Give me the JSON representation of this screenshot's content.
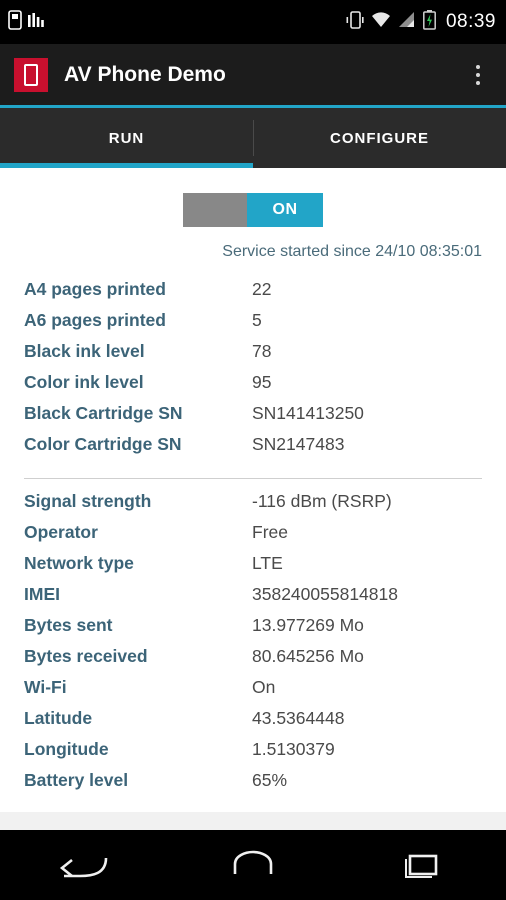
{
  "statusbar": {
    "clock": "08:39",
    "icons": [
      "sim-card-icon",
      "signal-bars-icon",
      "vibrate-icon",
      "wifi-icon",
      "cell-signal-icon",
      "battery-charging-icon"
    ]
  },
  "actionbar": {
    "app_icon": "phone-app-icon",
    "title": "AV Phone Demo",
    "overflow": "overflow-menu-icon"
  },
  "tabs": [
    {
      "label": "RUN",
      "selected": true
    },
    {
      "label": "CONFIGURE",
      "selected": false
    }
  ],
  "service_toggle": {
    "state_label": "ON",
    "checked": true
  },
  "service_status": "Service started since 24/10 08:35:01",
  "printer_stats": [
    {
      "key": "A4 pages printed",
      "value": "22"
    },
    {
      "key": "A6 pages printed",
      "value": "5"
    },
    {
      "key": "Black ink level",
      "value": "78"
    },
    {
      "key": "Color ink level",
      "value": "95"
    },
    {
      "key": "Black Cartridge SN",
      "value": "SN141413250"
    },
    {
      "key": "Color Cartridge SN",
      "value": "SN2147483"
    }
  ],
  "device_stats": [
    {
      "key": "Signal strength",
      "value": "-116 dBm (RSRP)"
    },
    {
      "key": "Operator",
      "value": "Free"
    },
    {
      "key": "Network type",
      "value": "LTE"
    },
    {
      "key": "IMEI",
      "value": "358240055814818"
    },
    {
      "key": "Bytes sent",
      "value": "13.977269 Mo"
    },
    {
      "key": "Bytes received",
      "value": "80.645256 Mo"
    },
    {
      "key": "Wi-Fi",
      "value": "On"
    },
    {
      "key": "Latitude",
      "value": "43.5364448"
    },
    {
      "key": "Longitude",
      "value": "1.5130379"
    },
    {
      "key": "Battery level",
      "value": "65%"
    }
  ],
  "navbar": {
    "back": "back-icon",
    "home": "home-icon",
    "recents": "recents-icon"
  },
  "colors": {
    "accent": "#22a5c8",
    "key_text": "#3c6478",
    "value_text": "#4a4a4a",
    "app_icon_bg": "#c8102e",
    "actionbar_bg": "#1c1c1c",
    "tabbar_bg": "#2b2b2b"
  }
}
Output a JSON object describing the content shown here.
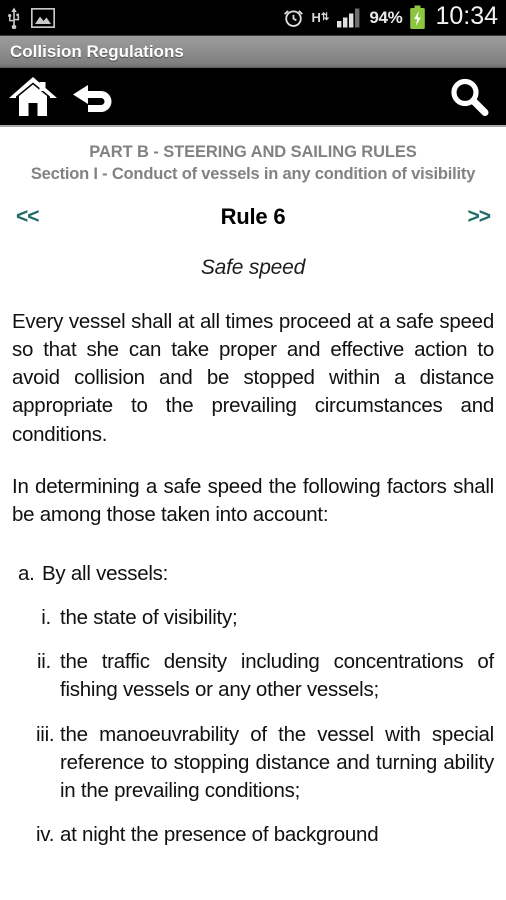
{
  "statusbar": {
    "left_icons": [
      "usb-icon",
      "gallery-image-icon"
    ],
    "right_icons": [
      "alarm-clock-icon",
      "hspa-network-icon",
      "signal-bars-icon",
      "battery-charging-icon"
    ],
    "network_type": "H",
    "network_arrows": "⇅",
    "battery_percent": "94%",
    "clock": "10:34",
    "battery_color": "#8dc63f",
    "background": "#000000"
  },
  "titlebar": {
    "title": "Collision Regulations"
  },
  "actionbar": {
    "home_label": "home-icon",
    "back_label": "back-icon",
    "search_label": "search-icon"
  },
  "header": {
    "part": "PART B - STEERING AND SAILING RULES",
    "section": "Section I - Conduct of vessels in any condition of visibility",
    "color": "#828282"
  },
  "rulenav": {
    "prev": "<<",
    "next": ">>",
    "title": "Rule 6",
    "link_color": "#1f6b68"
  },
  "rule": {
    "subtitle": "Safe speed",
    "paragraphs": [
      "Every vessel shall at all times proceed at a safe speed so that she can take proper and effective action to avoid collision and be stopped within a distance appropriate to the prevailing circumstances and conditions.",
      "In determining a safe speed the following factors shall be among those taken into account:"
    ],
    "items": [
      {
        "marker": "a.",
        "text": "By all vessels:",
        "subitems": [
          {
            "marker": "i.",
            "text": "the state of visibility;"
          },
          {
            "marker": "ii.",
            "text": "the traffic density including concentrations of fishing vessels or any other vessels;"
          },
          {
            "marker": "iii.",
            "text": "the manoeuvrability of the vessel with special reference to stopping distance and turning ability in the prevailing conditions;"
          },
          {
            "marker": "iv.",
            "text": "at night the presence of background"
          }
        ]
      }
    ]
  }
}
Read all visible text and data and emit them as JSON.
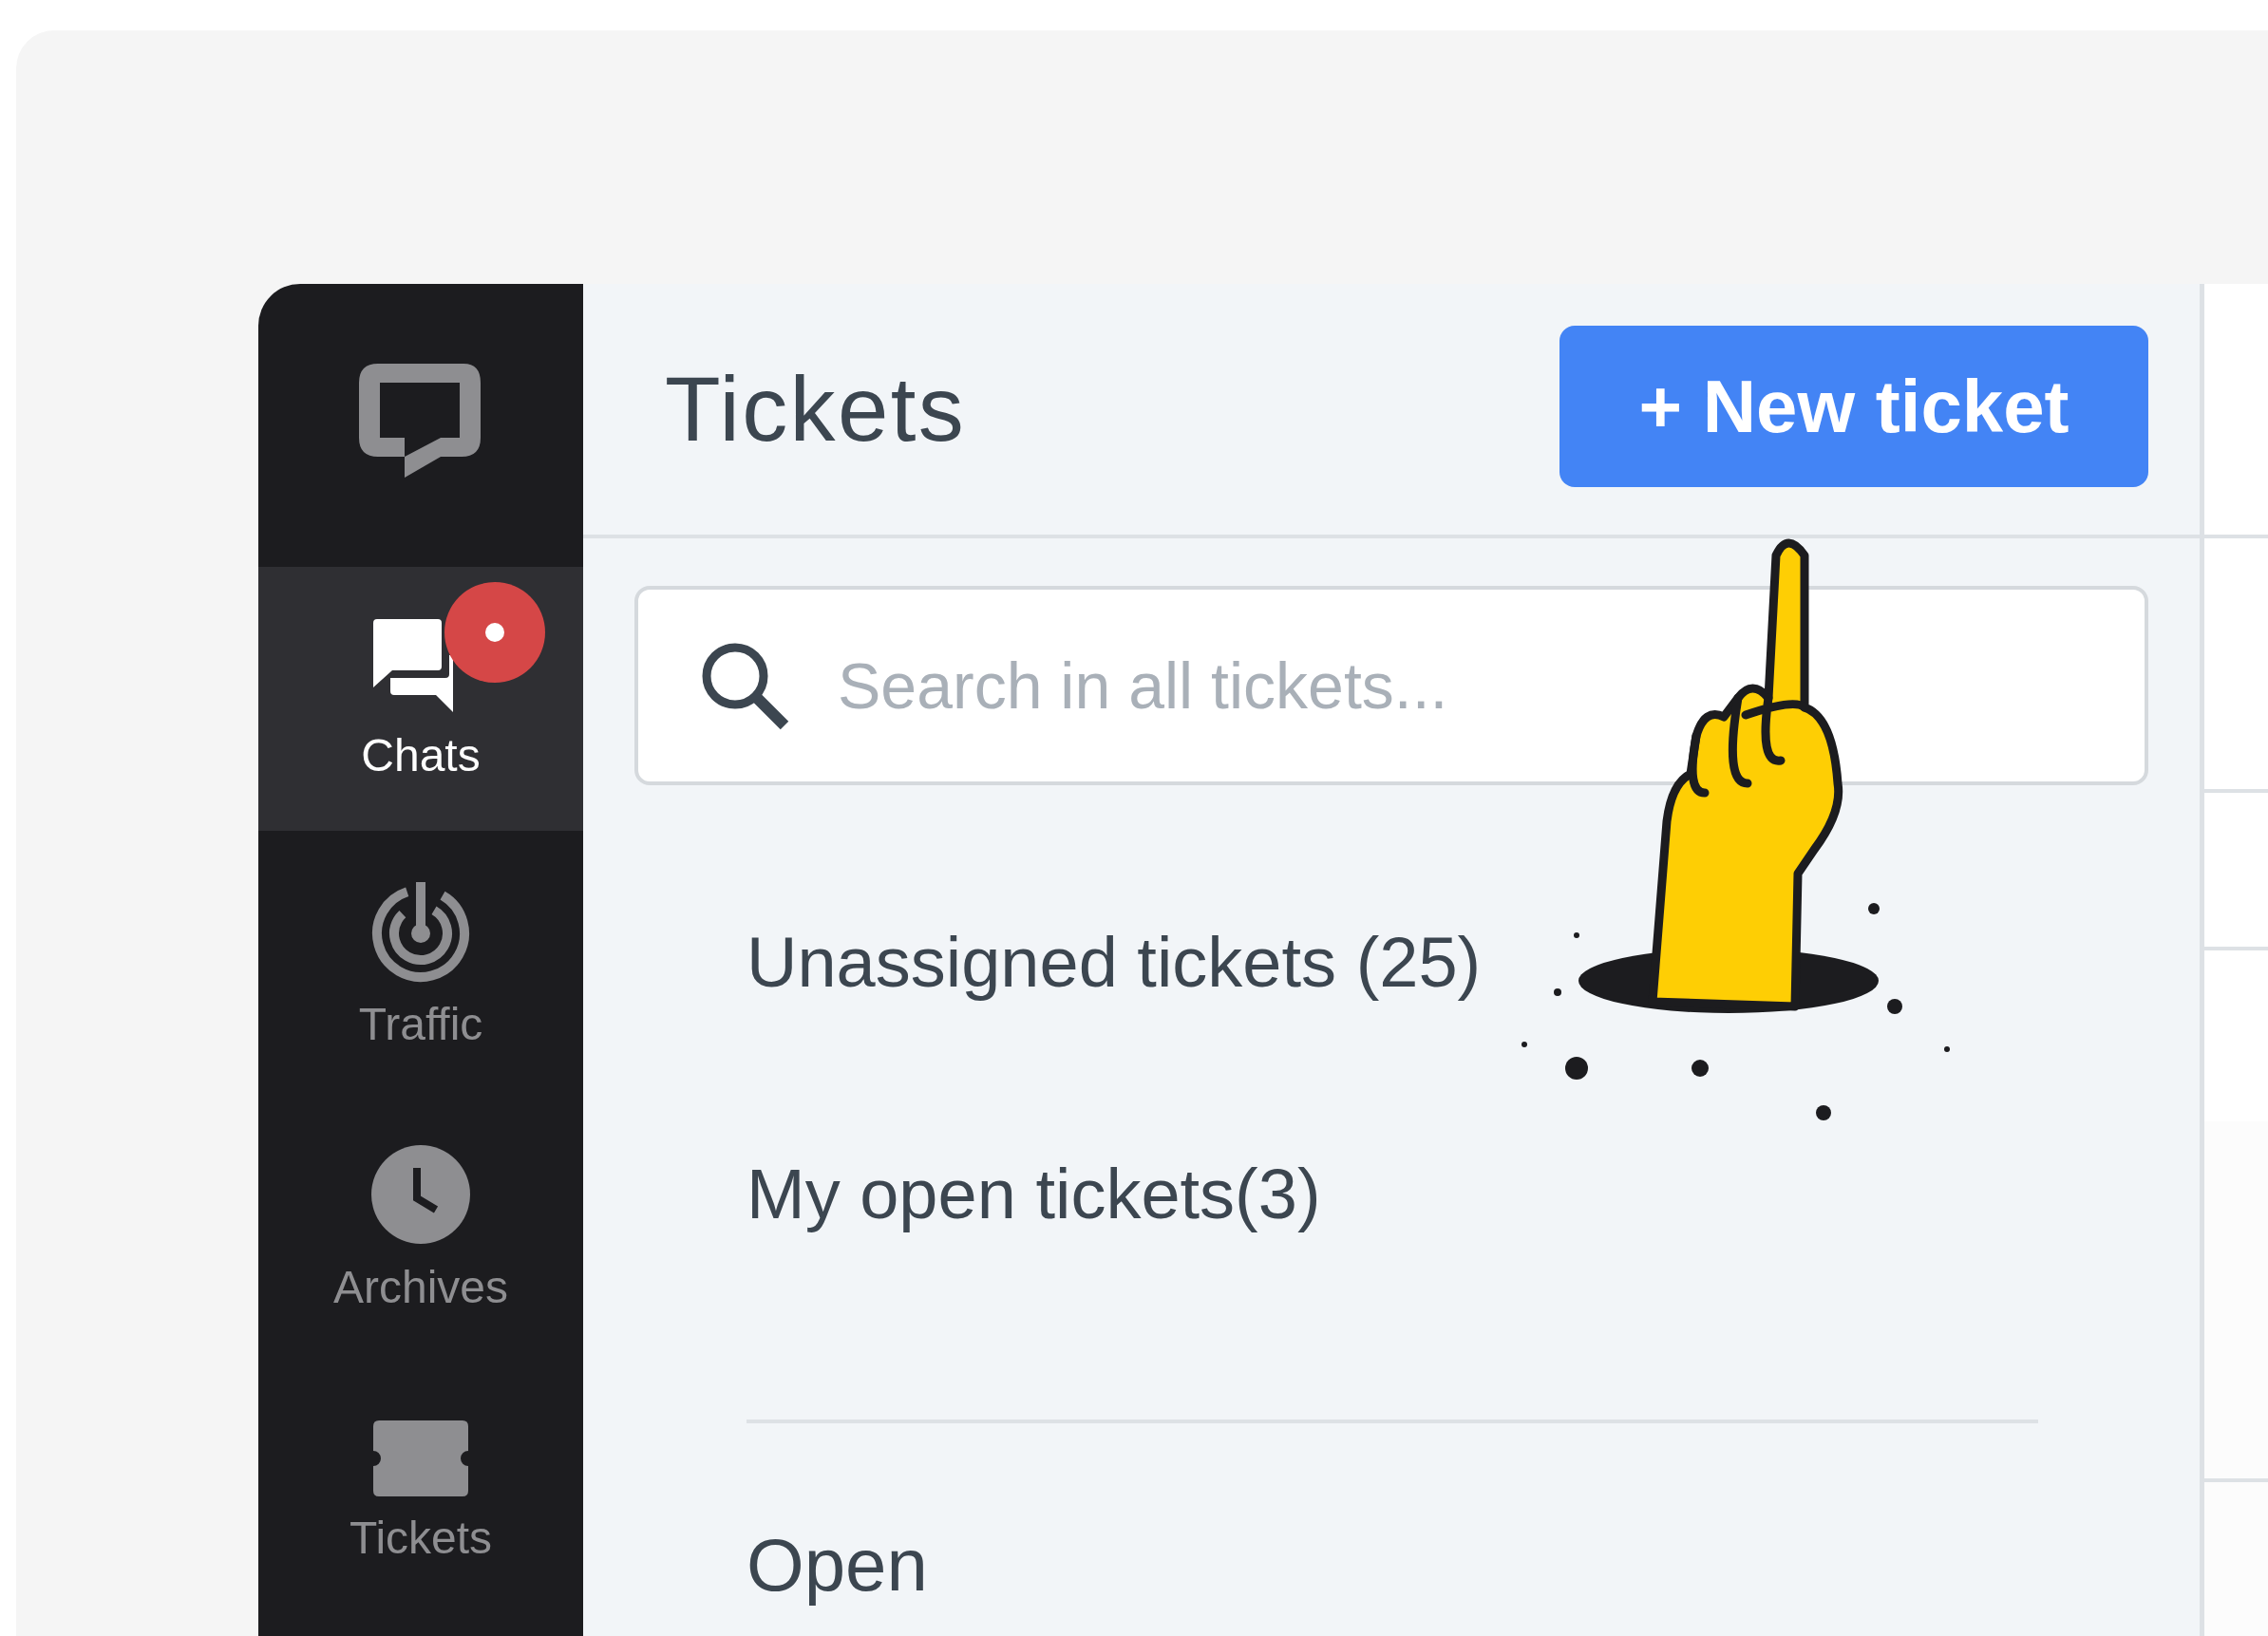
{
  "sidebar": {
    "items": [
      {
        "label": "Chats",
        "selected": true,
        "notification": true
      },
      {
        "label": "Traffic",
        "selected": false,
        "notification": false
      },
      {
        "label": "Archives",
        "selected": false,
        "notification": false
      },
      {
        "label": "Tickets",
        "selected": false,
        "notification": false
      }
    ]
  },
  "header": {
    "title": "Tickets",
    "new_button": "+ New ticket"
  },
  "search": {
    "placeholder": "Search in all tickets..."
  },
  "views": [
    "Unassigned tickets (25)",
    "My open tickets(3)"
  ],
  "section": {
    "title": "Open"
  }
}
▬▬▬
-- What is asked --
Copy every line above in which the string "vessels" shows up.

-- Answer to the task --
    "section": "Section I - Conduct of vessels in any condition of visibility",
        "text": "By all vessels:",
            "text": "the traffic density including concentrations of fishing vessels or any other vessels;"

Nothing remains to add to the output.